### REQUIREMENT:
Copy exactly, and only, the lines from the one with "What text is on this page?" to the end of the listing; omit pictures.

### TASK MATERIAL:
□ □ □ □

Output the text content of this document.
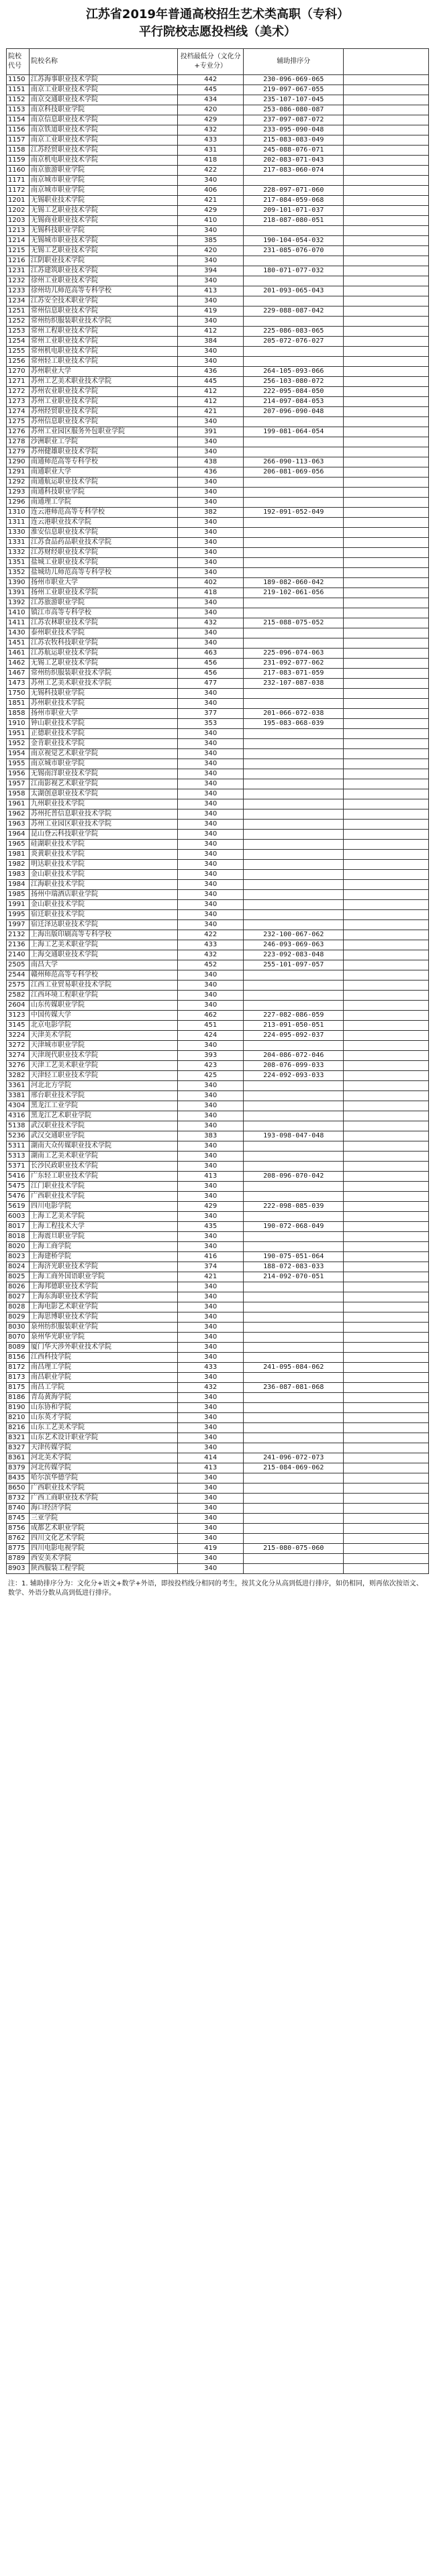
江苏省2019年普通高校招生艺术类高职（专科）
平行院校志愿投档线（美术）
院校代号	院校名称	投档最低分（文化分+专业分）	辅助排序分	
1150	江苏海事职业技术学院	442	230-096-069-065	
1151	南京工业职业技术学院	445	219-097-067-055	
1152	南京交通职业技术学院	434	235-107-107-045	
1153	南京科技职业学院	420	253-086-080-087	
1154	南京信息职业技术学院	429	237-097-087-072	
1156	南京铁道职业技术学院	432	233-095-090-048	
1157	南京工业职业技术学院	433	215-083-083-049	
1158	江苏经贸职业技术学院	431	245-088-076-071	
1159	南京机电职业技术学院	418	202-083-071-043	
1160	南京旅游职业学院	422	217-083-060-074	
1171	南京城市职业学院	340		
1172	南京城市职业学院	406	228-097-071-060	
1201	无锡职业技术学院	421	217-084-059-068	
1202	无锡工艺职业技术学院	429	209-101-071-037	
1203	无锡商业职业技术学院	410	218-087-080-051	
1213	无锡科技职业学院	340		
1214	无锡城市职业技术学院	385	190-104-054-032	
1215	无锡工艺职业技术学院	420	231-085-076-070	
1216	江阴职业技术学院	340		
1231	江苏建筑职业技术学院	394	180-071-077-032	
1232	徐州工业职业技术学院	340		
1233	徐州幼儿师范高等专科学校	413	201-093-065-043	
1234	江苏安全技术职业学院	340		
1251	常州信息职业技术学院	419	229-088-087-042	
1252	常州纺织服装职业技术学院	340		
1253	常州工程职业技术学院	412	225-086-083-065	
1254	常州工业职业技术学院	384	205-072-076-027	
1255	常州机电职业技术学院	340		
1256	常州轻工职业技术学院	340		
1270	苏州职业大学	436	264-105-093-066	
1271	苏州工艺美术职业技术学院	445	256-103-080-072	
1272	苏州农业职业技术学院	412	222-095-084-050	
1273	苏州工业职业技术学院	412	214-097-084-053	
1274	苏州经贸职业技术学院	421	207-096-090-048	
1275	苏州信息职业技术学院	340		
1276	苏州工业园区服务外包职业学院	391	199-081-064-054	
1278	沙洲职业工学院	340		
1279	苏州健雄职业技术学院	340		
1290	南通师范高等专科学校	438	266-090-113-063	
1291	南通职业大学	436	206-081-069-056	
1292	南通航运职业技术学院	340		
1293	南通科技职业学院	340		
1296	南通理工学院	340		
1310	连云港师范高等专科学校	382	192-091-052-049	
1311	连云港职业技术学院	340		
1330	淮安信息职业技术学院	340		
1331	江苏食品药品职业技术学院	340		
1332	江苏财经职业技术学院	340		
1351	盐城工业职业技术学院	340		
1352	盐城幼儿师范高等专科学校	340		
1390	扬州市职业大学	402	189-082-060-042	
1391	扬州工业职业技术学院	418	219-102-061-056	
1392	江苏旅游职业学院	340		
1410	镇江市高等专科学校	340		
1411	江苏农林职业技术学院	432	215-088-075-052	
1430	泰州职业技术学院	340		
1451	江苏农牧科技职业学院	340		
1461	江苏航运职业技术学院	463	225-096-074-063	
1462	无锡工艺职业技术学院	456	231-092-077-062	
1467	常州纺织服装职业技术学院	456	217-083-071-059	
1473	苏州工艺美术职业技术学院	477	232-107-087-038	
1750	无锡科技职业学院	340		
1851	苏州职业技术学院	340		
1858	扬州市职业大学	377	201-066-072-038	
1910	钟山职业技术学院	353	195-083-068-039	
1951	正德职业技术学院	340		
1952	金肯职业技术学院	340		
1954	南京视觉艺术职业学院	340		
1955	南京城市职业学院	340		
1956	无锡南洋职业技术学院	340		
1957	江南影视艺术职业学院	340		
1958	太湖创意职业技术学院	340		
1961	九州职业技术学院	340		
1962	苏州托普信息职业技术学院	340		
1963	苏州工业园区职业技术学院	340		
1964	昆山登云科技职业学院	340		
1965	硅湖职业技术学院	340		
1981	炎黄职业技术学院	340		
1982	明达职业技术学院	340		
1983	金山职业技术学院	340		
1984	江海职业技术学院	340		
1985	扬州中瑞酒店职业学院	340		
1991	金山职业技术学院	340		
1995	宿迁职业技术学院	340		
1997	宿迁泽达职业技术学院	340		
2132	上海出版印刷高等专科学校	422	232-100-067-062	
2136	上海工艺美术职业学院	433	246-093-069-063	
2140	上海交通职业技术学院	432	223-092-083-048	
2505	南昌大学	452	255-101-097-057	
2544	赣州师范高等专科学校	340		
2575	江西工业贸易职业技术学院	340		
2582	江西环境工程职业学院	340		
2604	山东传媒职业学院	340		
3123	中国传媒大学	462	227-082-086-059	
3145	北京电影学院	451	213-091-050-051	
3224	天津美术学院	424	224-095-092-037	
3272	天津城市职业学院	340		
3274	天津现代职业技术学院	393	204-086-072-046	
3276	天津工艺美术职业学院	423	208-076-099-033	
3282	天津轻工职业技术学院	425	224-092-093-033	
3361	河北北方学院	340		
3381	邢台职业技术学院	340		
4304	黑龙江工业学院	340		
4316	黑龙江艺术职业学院	340		
5138	武汉职业技术学院	340		
5236	武汉交通职业学院	383	193-098-047-048	
5311	湖南大众传媒职业技术学院	340		
5313	湖南工艺美术职业学院	340		
5371	长沙民政职业技术学院	340		
5416	广东轻工职业技术学院	413	208-096-070-042	
5475	江门职业技术学院	340		
5476	广西职业技术学院	340		
5619	四川电影学院	429	222-098-085-039	
6003	上海工艺美术学院	340		
8017	上海工程技术大学	435	190-072-068-049	
8018	上海震旦职业学院	340		
8020	上海工商学院	340		
8023	上海建桥学院	416	190-075-051-064	
8024	上海济光职业技术学院	374	188-072-083-033	
8025	上海工商外国语职业学院	421	214-092-070-051	
8026	上海邦德职业技术学院	340		
8027	上海东海职业技术学院	340		
8028	上海电影艺术职业学院	340		
8029	上海思博职业技术学院	340		
8030	泉州纺织服装职业学院	340		
8070	泉州华光职业学院	340		
8089	厦门华天涉外职业技术学院	340		
8156	江西科技学院	340		
8172	南昌理工学院	433	241-095-084-062	
8173	南昌职业学院	340		
8175	南昌工学院	432	236-087-081-068	
8186	青岛黄海学院	340		
8190	山东协和学院	340		
8210	山东英才学院	340		
8216	山东工艺美术学院	340		
8321	山东艺术设计职业学院	340		
8327	天津传媒学院	340		
8361	河北美术学院	414	241-096-072-073	
8379	河北传媒学院	413	215-084-069-062	
8435	哈尔滨华德学院	340		
8650	广西职业技术学院	340		
8732	广西工商职业技术学院	340		
8740	海口经济学院	340		
8745	三亚学院	340		
8756	成都艺术职业学院	340		
8762	四川文化艺术学院	340		
8775	四川电影电视学院	419	215-080-075-060	
8789	西安美术学院	340		
8903	陕西服装工程学院	340		
注：1. 辅助排序分为：文化分+语文+数学+外语，即按投档线分相同的考生，按其文化分从高到低进行排序，如仍相同，则再依次按语文、数学、外语分数从高到低进行排序。
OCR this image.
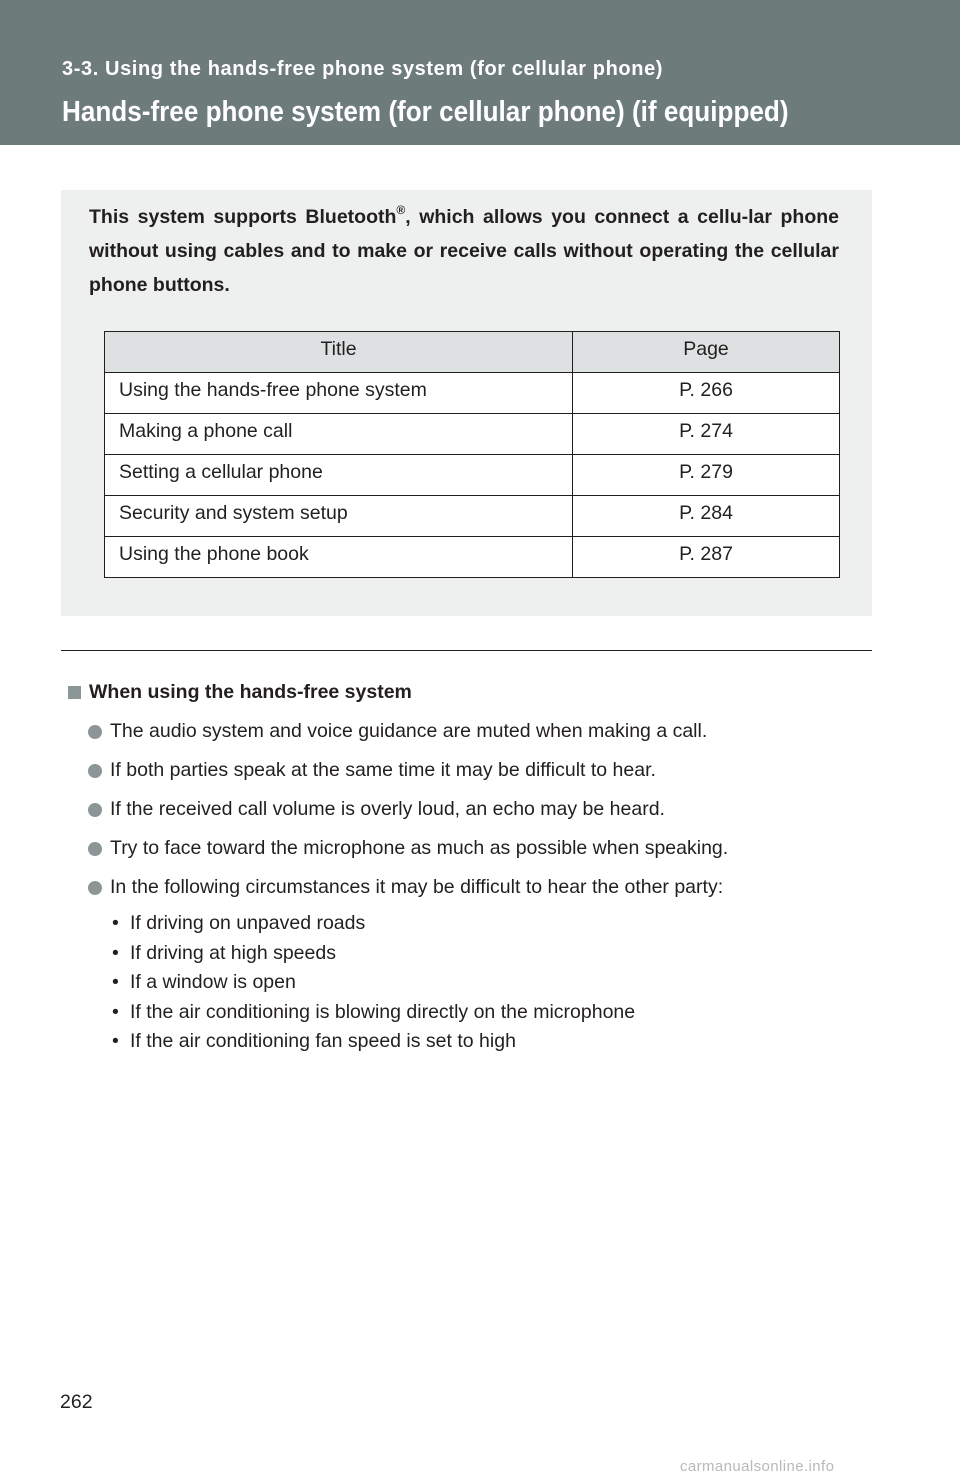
3-3. Using the hands-free phone system (for cellular phone)
Hands-free phone system (for cellular phone) (if equipped)
This system supports Bluetooth®, which allows you connect a cellu-lar phone without using cables and to make or receive calls without operating the cellular phone buttons.
Title	Page
Using the hands-free phone system	P. 266
Making a phone call	P. 274
Setting a cellular phone	P. 279
Security and system setup	P. 284
Using the phone book	P. 287
When using the hands-free system
The audio system and voice guidance are muted when making a call.
If both parties speak at the same time it may be difficult to hear.
If the received call volume is overly loud, an echo may be heard.
Try to face toward the microphone as much as possible when speaking.
In the following circumstances it may be difficult to hear the other party:
• If driving on unpaved roads
• If driving at high speeds
• If a window is open
• If the air conditioning is blowing directly on the microphone
• If the air conditioning fan speed is set to high
262
carmanualsonline.info
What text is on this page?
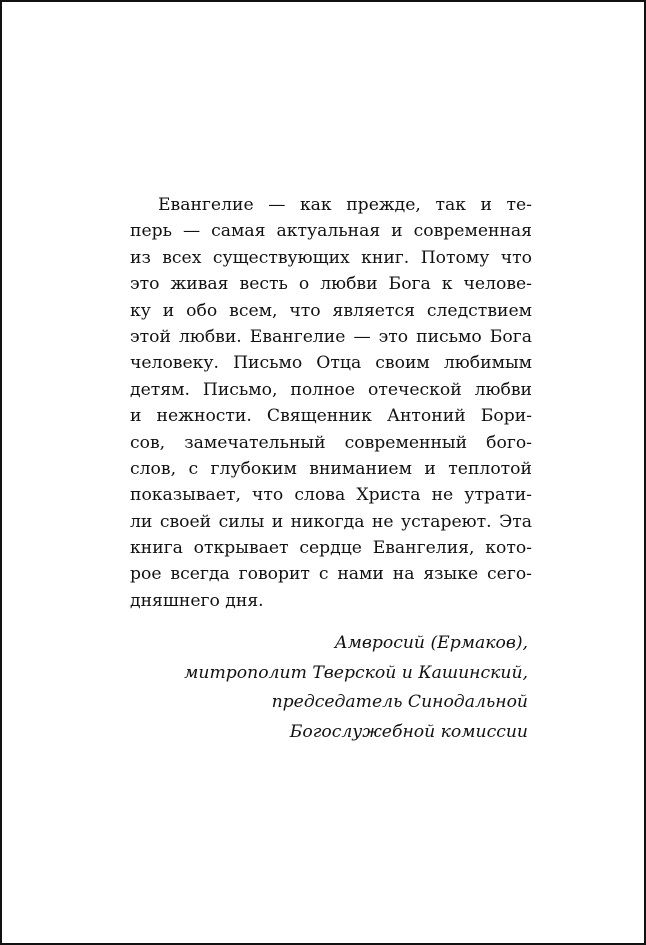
Евангелие — как прежде, так и те-
перь — самая актуальная и современная
из всех существующих книг. Потому что
это живая весть о любви Бога к челове-
ку и обо всем, что является следствием
этой любви. Евангелие — это письмо Бога
человеку. Письмо Отца своим любимым
детям. Письмо, полное отеческой любви
и нежности. Священник Антоний Бори-
сов, замечательный современный бого-
слов, с глубоким вниманием и теплотой
показывает, что слова Христа не утрати-
ли своей силы и никогда не устареют. Эта
книга открывает сердце Евангелия, кото-
рое всегда говорит с нами на языке сего-
дняшнего дня.
Амвросий (Ермаков),
митрополит Тверской и Кашинский,
председатель Синодальной
Богослужебной комиссии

□ □ □ □

### RESPONSE TO THE EXERCISE:
What text is on this page?
Евангелие — как прежде, так и те-
перь — самая актуальная и современная
из всех существующих книг. Потому что
это живая весть о любви Бога к челове-
ку и обо всем, что является следствием
этой любви. Евангелие — это письмо Бога
человеку. Письмо Отца своим любимым
детям. Письмо, полное отеческой любви
и нежности. Священник Антоний Бори-
сов, замечательный современный бого-
слов, с глубоким вниманием и теплотой
показывает, что слова Христа не утрати-
ли своей силы и никогда не устареют. Эта
книга открывает сердце Евангелия, кото-
рое всегда говорит с нами на языке сего-
дняшнего дня.
Амвросий (Ермаков),
митрополит Тверской и Кашинский,
председатель Синодальной
Богослужебной комиссии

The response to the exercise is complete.